## Work instructions
Output the records exactly. Include every line.

## Supplied entries
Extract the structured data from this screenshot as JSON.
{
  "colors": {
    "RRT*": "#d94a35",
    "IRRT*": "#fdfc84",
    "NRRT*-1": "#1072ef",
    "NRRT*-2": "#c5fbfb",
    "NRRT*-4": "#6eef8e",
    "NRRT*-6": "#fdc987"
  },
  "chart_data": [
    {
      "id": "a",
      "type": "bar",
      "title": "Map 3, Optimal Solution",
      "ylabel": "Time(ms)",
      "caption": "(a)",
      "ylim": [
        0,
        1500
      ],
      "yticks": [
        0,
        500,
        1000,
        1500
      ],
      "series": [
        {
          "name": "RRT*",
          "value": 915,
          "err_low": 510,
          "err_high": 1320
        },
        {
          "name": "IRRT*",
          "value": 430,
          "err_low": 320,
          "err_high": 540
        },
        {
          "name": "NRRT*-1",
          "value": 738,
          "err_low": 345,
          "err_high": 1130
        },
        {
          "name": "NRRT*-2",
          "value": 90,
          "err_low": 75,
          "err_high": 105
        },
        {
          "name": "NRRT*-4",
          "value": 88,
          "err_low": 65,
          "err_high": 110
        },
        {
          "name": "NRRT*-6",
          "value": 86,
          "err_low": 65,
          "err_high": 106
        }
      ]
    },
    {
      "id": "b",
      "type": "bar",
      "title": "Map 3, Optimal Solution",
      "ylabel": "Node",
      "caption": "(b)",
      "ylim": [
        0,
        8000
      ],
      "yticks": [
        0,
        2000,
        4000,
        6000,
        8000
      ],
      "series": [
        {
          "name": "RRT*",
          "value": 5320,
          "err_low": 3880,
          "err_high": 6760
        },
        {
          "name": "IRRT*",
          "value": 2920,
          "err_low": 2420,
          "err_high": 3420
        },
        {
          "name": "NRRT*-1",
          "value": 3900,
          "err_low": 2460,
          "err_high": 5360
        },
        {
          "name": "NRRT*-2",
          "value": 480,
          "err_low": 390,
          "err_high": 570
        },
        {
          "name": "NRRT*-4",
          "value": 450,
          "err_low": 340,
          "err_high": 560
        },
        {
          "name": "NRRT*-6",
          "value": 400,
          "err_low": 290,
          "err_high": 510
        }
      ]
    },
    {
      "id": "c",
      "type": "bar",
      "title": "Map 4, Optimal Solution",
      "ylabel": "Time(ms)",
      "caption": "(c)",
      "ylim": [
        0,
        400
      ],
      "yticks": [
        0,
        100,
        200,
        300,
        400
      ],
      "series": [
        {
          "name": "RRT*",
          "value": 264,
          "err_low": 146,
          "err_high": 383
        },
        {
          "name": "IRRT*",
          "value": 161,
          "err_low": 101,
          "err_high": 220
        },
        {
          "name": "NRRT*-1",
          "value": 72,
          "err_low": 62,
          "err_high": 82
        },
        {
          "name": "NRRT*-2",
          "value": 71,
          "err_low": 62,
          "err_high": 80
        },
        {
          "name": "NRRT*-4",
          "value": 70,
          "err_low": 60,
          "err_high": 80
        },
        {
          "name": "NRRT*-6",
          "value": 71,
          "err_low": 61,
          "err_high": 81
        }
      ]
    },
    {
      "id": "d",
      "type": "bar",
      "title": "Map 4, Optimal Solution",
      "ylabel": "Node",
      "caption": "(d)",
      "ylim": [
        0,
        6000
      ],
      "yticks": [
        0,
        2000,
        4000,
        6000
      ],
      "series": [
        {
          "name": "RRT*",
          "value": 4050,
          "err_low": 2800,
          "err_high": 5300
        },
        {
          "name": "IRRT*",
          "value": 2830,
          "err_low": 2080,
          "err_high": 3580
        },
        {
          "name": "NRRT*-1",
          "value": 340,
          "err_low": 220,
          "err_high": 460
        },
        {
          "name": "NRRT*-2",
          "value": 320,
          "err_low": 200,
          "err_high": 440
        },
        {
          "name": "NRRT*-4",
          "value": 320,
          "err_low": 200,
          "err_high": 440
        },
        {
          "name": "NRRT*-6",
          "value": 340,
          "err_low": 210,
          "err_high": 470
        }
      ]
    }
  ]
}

## Complete output
Extract the structured data from this screenshot as JSON.
{
  "colors": {
    "RRT*": "#d94a35",
    "IRRT*": "#fdfc84",
    "NRRT*-1": "#1072ef",
    "NRRT*-2": "#c5fbfb",
    "NRRT*-4": "#6eef8e",
    "NRRT*-6": "#fdc987"
  },
  "chart_data": [
    {
      "id": "a",
      "type": "bar",
      "title": "Map 3, Optimal Solution",
      "ylabel": "Time(ms)",
      "caption": "(a)",
      "ylim": [
        0,
        1500
      ],
      "yticks": [
        0,
        500,
        1000,
        1500
      ],
      "series": [
        {
          "name": "RRT*",
          "value": 915,
          "err_low": 510,
          "err_high": 1320
        },
        {
          "name": "IRRT*",
          "value": 430,
          "err_low": 320,
          "err_high": 540
        },
        {
          "name": "NRRT*-1",
          "value": 738,
          "err_low": 345,
          "err_high": 1130
        },
        {
          "name": "NRRT*-2",
          "value": 90,
          "err_low": 75,
          "err_high": 105
        },
        {
          "name": "NRRT*-4",
          "value": 88,
          "err_low": 65,
          "err_high": 110
        },
        {
          "name": "NRRT*-6",
          "value": 86,
          "err_low": 65,
          "err_high": 106
        }
      ]
    },
    {
      "id": "b",
      "type": "bar",
      "title": "Map 3, Optimal Solution",
      "ylabel": "Node",
      "caption": "(b)",
      "ylim": [
        0,
        8000
      ],
      "yticks": [
        0,
        2000,
        4000,
        6000,
        8000
      ],
      "series": [
        {
          "name": "RRT*",
          "value": 5320,
          "err_low": 3880,
          "err_high": 6760
        },
        {
          "name": "IRRT*",
          "value": 2920,
          "err_low": 2420,
          "err_high": 3420
        },
        {
          "name": "NRRT*-1",
          "value": 3900,
          "err_low": 2460,
          "err_high": 5360
        },
        {
          "name": "NRRT*-2",
          "value": 480,
          "err_low": 390,
          "err_high": 570
        },
        {
          "name": "NRRT*-4",
          "value": 450,
          "err_low": 340,
          "err_high": 560
        },
        {
          "name": "NRRT*-6",
          "value": 400,
          "err_low": 290,
          "err_high": 510
        }
      ]
    },
    {
      "id": "c",
      "type": "bar",
      "title": "Map 4, Optimal Solution",
      "ylabel": "Time(ms)",
      "caption": "(c)",
      "ylim": [
        0,
        400
      ],
      "yticks": [
        0,
        100,
        200,
        300,
        400
      ],
      "series": [
        {
          "name": "RRT*",
          "value": 264,
          "err_low": 146,
          "err_high": 383
        },
        {
          "name": "IRRT*",
          "value": 161,
          "err_low": 101,
          "err_high": 220
        },
        {
          "name": "NRRT*-1",
          "value": 72,
          "err_low": 62,
          "err_high": 82
        },
        {
          "name": "NRRT*-2",
          "value": 71,
          "err_low": 62,
          "err_high": 80
        },
        {
          "name": "NRRT*-4",
          "value": 70,
          "err_low": 60,
          "err_high": 80
        },
        {
          "name": "NRRT*-6",
          "value": 71,
          "err_low": 61,
          "err_high": 81
        }
      ]
    },
    {
      "id": "d",
      "type": "bar",
      "title": "Map 4, Optimal Solution",
      "ylabel": "Node",
      "caption": "(d)",
      "ylim": [
        0,
        6000
      ],
      "yticks": [
        0,
        2000,
        4000,
        6000
      ],
      "series": [
        {
          "name": "RRT*",
          "value": 4050,
          "err_low": 2800,
          "err_high": 5300
        },
        {
          "name": "IRRT*",
          "value": 2830,
          "err_low": 2080,
          "err_high": 3580
        },
        {
          "name": "NRRT*-1",
          "value": 340,
          "err_low": 220,
          "err_high": 460
        },
        {
          "name": "NRRT*-2",
          "value": 320,
          "err_low": 200,
          "err_high": 440
        },
        {
          "name": "NRRT*-4",
          "value": 320,
          "err_low": 200,
          "err_high": 440
        },
        {
          "name": "NRRT*-6",
          "value": 340,
          "err_low": 210,
          "err_high": 470
        }
      ]
    }
  ]
}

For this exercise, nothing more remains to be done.